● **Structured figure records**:
• • • • • • •

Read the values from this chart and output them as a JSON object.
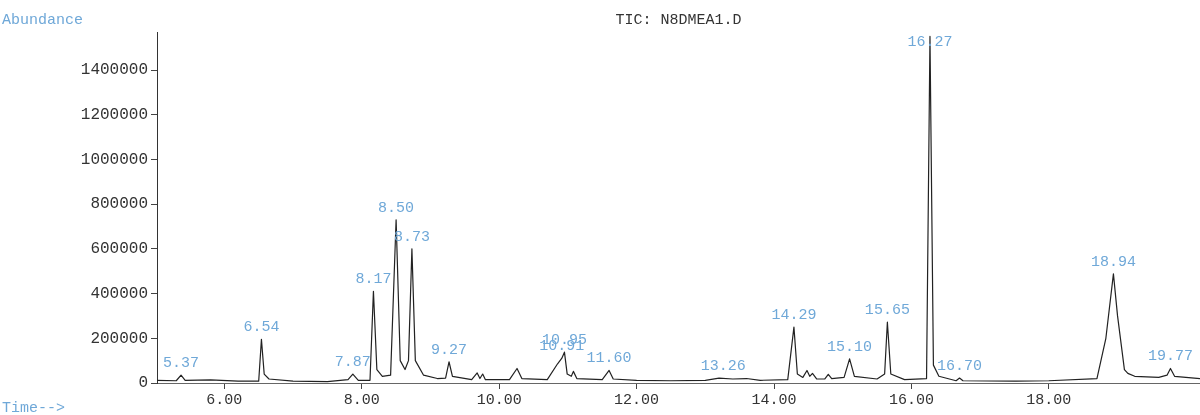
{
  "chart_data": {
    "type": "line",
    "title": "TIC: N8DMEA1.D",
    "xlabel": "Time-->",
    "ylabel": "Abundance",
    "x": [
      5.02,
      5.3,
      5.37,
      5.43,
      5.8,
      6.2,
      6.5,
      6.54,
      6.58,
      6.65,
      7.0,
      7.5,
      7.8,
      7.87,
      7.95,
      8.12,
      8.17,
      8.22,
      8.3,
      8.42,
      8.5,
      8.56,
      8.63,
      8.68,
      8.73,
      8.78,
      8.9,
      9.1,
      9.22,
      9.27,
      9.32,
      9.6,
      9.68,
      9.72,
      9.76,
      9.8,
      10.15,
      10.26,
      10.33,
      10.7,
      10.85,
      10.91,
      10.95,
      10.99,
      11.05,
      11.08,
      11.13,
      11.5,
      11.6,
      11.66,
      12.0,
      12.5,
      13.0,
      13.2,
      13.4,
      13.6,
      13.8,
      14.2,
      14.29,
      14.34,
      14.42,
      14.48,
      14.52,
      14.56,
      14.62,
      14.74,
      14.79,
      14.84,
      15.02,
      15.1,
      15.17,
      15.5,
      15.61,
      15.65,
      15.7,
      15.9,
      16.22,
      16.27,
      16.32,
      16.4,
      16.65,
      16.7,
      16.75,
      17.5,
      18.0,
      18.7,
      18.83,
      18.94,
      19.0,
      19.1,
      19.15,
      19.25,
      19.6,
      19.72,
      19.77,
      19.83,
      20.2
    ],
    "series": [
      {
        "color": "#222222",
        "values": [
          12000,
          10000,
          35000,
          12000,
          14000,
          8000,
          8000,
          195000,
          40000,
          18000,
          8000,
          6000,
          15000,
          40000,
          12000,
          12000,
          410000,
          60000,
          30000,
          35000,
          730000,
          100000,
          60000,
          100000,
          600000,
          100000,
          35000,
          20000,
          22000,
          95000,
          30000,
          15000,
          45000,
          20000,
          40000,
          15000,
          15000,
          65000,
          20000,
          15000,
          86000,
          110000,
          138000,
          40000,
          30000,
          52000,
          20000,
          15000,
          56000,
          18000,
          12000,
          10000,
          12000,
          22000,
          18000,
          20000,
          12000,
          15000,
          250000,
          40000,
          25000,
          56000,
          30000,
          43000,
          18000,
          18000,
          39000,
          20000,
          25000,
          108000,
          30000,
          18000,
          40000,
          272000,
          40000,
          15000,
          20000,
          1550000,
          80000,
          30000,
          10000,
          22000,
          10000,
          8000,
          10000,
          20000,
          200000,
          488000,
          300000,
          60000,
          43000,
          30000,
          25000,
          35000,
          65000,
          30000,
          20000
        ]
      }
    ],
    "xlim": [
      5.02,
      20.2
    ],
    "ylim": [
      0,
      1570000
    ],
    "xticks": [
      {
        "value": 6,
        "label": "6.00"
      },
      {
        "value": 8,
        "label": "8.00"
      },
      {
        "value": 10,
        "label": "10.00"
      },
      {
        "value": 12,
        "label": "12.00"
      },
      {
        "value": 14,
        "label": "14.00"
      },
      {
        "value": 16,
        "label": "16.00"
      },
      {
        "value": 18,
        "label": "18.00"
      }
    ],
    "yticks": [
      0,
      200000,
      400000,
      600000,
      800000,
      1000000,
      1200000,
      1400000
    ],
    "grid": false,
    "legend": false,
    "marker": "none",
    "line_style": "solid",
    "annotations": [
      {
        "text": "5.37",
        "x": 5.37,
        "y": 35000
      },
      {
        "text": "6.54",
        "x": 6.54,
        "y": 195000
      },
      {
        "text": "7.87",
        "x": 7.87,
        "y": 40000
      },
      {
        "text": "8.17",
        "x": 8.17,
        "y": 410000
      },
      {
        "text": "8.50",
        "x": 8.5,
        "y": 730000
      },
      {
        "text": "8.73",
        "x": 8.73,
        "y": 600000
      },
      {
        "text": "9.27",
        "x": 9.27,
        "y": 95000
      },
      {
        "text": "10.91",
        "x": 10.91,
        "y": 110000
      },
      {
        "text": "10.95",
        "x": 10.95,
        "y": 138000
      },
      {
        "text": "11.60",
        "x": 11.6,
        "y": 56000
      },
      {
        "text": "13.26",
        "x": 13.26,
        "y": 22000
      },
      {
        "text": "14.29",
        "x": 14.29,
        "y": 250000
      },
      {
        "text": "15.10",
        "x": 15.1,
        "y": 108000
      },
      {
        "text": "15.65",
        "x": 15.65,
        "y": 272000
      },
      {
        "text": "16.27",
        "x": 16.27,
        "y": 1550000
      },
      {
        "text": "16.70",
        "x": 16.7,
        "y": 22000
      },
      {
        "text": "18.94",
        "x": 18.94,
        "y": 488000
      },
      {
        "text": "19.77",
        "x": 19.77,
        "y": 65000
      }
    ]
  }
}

• • • • • • •

● **What you should do**:
Reproduce the material word for word. Any pictures should be left out of the copy.

● **Solution for this exercise**:
Read the values from this chart and output them as a JSON object.
{
  "chart_data": {
    "type": "line",
    "title": "TIC: N8DMEA1.D",
    "xlabel": "Time-->",
    "ylabel": "Abundance",
    "x": [
      5.02,
      5.3,
      5.37,
      5.43,
      5.8,
      6.2,
      6.5,
      6.54,
      6.58,
      6.65,
      7.0,
      7.5,
      7.8,
      7.87,
      7.95,
      8.12,
      8.17,
      8.22,
      8.3,
      8.42,
      8.5,
      8.56,
      8.63,
      8.68,
      8.73,
      8.78,
      8.9,
      9.1,
      9.22,
      9.27,
      9.32,
      9.6,
      9.68,
      9.72,
      9.76,
      9.8,
      10.15,
      10.26,
      10.33,
      10.7,
      10.85,
      10.91,
      10.95,
      10.99,
      11.05,
      11.08,
      11.13,
      11.5,
      11.6,
      11.66,
      12.0,
      12.5,
      13.0,
      13.2,
      13.4,
      13.6,
      13.8,
      14.2,
      14.29,
      14.34,
      14.42,
      14.48,
      14.52,
      14.56,
      14.62,
      14.74,
      14.79,
      14.84,
      15.02,
      15.1,
      15.17,
      15.5,
      15.61,
      15.65,
      15.7,
      15.9,
      16.22,
      16.27,
      16.32,
      16.4,
      16.65,
      16.7,
      16.75,
      17.5,
      18.0,
      18.7,
      18.83,
      18.94,
      19.0,
      19.1,
      19.15,
      19.25,
      19.6,
      19.72,
      19.77,
      19.83,
      20.2
    ],
    "series": [
      {
        "color": "#222222",
        "values": [
          12000,
          10000,
          35000,
          12000,
          14000,
          8000,
          8000,
          195000,
          40000,
          18000,
          8000,
          6000,
          15000,
          40000,
          12000,
          12000,
          410000,
          60000,
          30000,
          35000,
          730000,
          100000,
          60000,
          100000,
          600000,
          100000,
          35000,
          20000,
          22000,
          95000,
          30000,
          15000,
          45000,
          20000,
          40000,
          15000,
          15000,
          65000,
          20000,
          15000,
          86000,
          110000,
          138000,
          40000,
          30000,
          52000,
          20000,
          15000,
          56000,
          18000,
          12000,
          10000,
          12000,
          22000,
          18000,
          20000,
          12000,
          15000,
          250000,
          40000,
          25000,
          56000,
          30000,
          43000,
          18000,
          18000,
          39000,
          20000,
          25000,
          108000,
          30000,
          18000,
          40000,
          272000,
          40000,
          15000,
          20000,
          1550000,
          80000,
          30000,
          10000,
          22000,
          10000,
          8000,
          10000,
          20000,
          200000,
          488000,
          300000,
          60000,
          43000,
          30000,
          25000,
          35000,
          65000,
          30000,
          20000
        ]
      }
    ],
    "xlim": [
      5.02,
      20.2
    ],
    "ylim": [
      0,
      1570000
    ],
    "xticks": [
      {
        "value": 6,
        "label": "6.00"
      },
      {
        "value": 8,
        "label": "8.00"
      },
      {
        "value": 10,
        "label": "10.00"
      },
      {
        "value": 12,
        "label": "12.00"
      },
      {
        "value": 14,
        "label": "14.00"
      },
      {
        "value": 16,
        "label": "16.00"
      },
      {
        "value": 18,
        "label": "18.00"
      }
    ],
    "yticks": [
      0,
      200000,
      400000,
      600000,
      800000,
      1000000,
      1200000,
      1400000
    ],
    "grid": false,
    "legend": false,
    "marker": "none",
    "line_style": "solid",
    "annotations": [
      {
        "text": "5.37",
        "x": 5.37,
        "y": 35000
      },
      {
        "text": "6.54",
        "x": 6.54,
        "y": 195000
      },
      {
        "text": "7.87",
        "x": 7.87,
        "y": 40000
      },
      {
        "text": "8.17",
        "x": 8.17,
        "y": 410000
      },
      {
        "text": "8.50",
        "x": 8.5,
        "y": 730000
      },
      {
        "text": "8.73",
        "x": 8.73,
        "y": 600000
      },
      {
        "text": "9.27",
        "x": 9.27,
        "y": 95000
      },
      {
        "text": "10.91",
        "x": 10.91,
        "y": 110000
      },
      {
        "text": "10.95",
        "x": 10.95,
        "y": 138000
      },
      {
        "text": "11.60",
        "x": 11.6,
        "y": 56000
      },
      {
        "text": "13.26",
        "x": 13.26,
        "y": 22000
      },
      {
        "text": "14.29",
        "x": 14.29,
        "y": 250000
      },
      {
        "text": "15.10",
        "x": 15.1,
        "y": 108000
      },
      {
        "text": "15.65",
        "x": 15.65,
        "y": 272000
      },
      {
        "text": "16.27",
        "x": 16.27,
        "y": 1550000
      },
      {
        "text": "16.70",
        "x": 16.7,
        "y": 22000
      },
      {
        "text": "18.94",
        "x": 18.94,
        "y": 488000
      },
      {
        "text": "19.77",
        "x": 19.77,
        "y": 65000
      }
    ]
  }
}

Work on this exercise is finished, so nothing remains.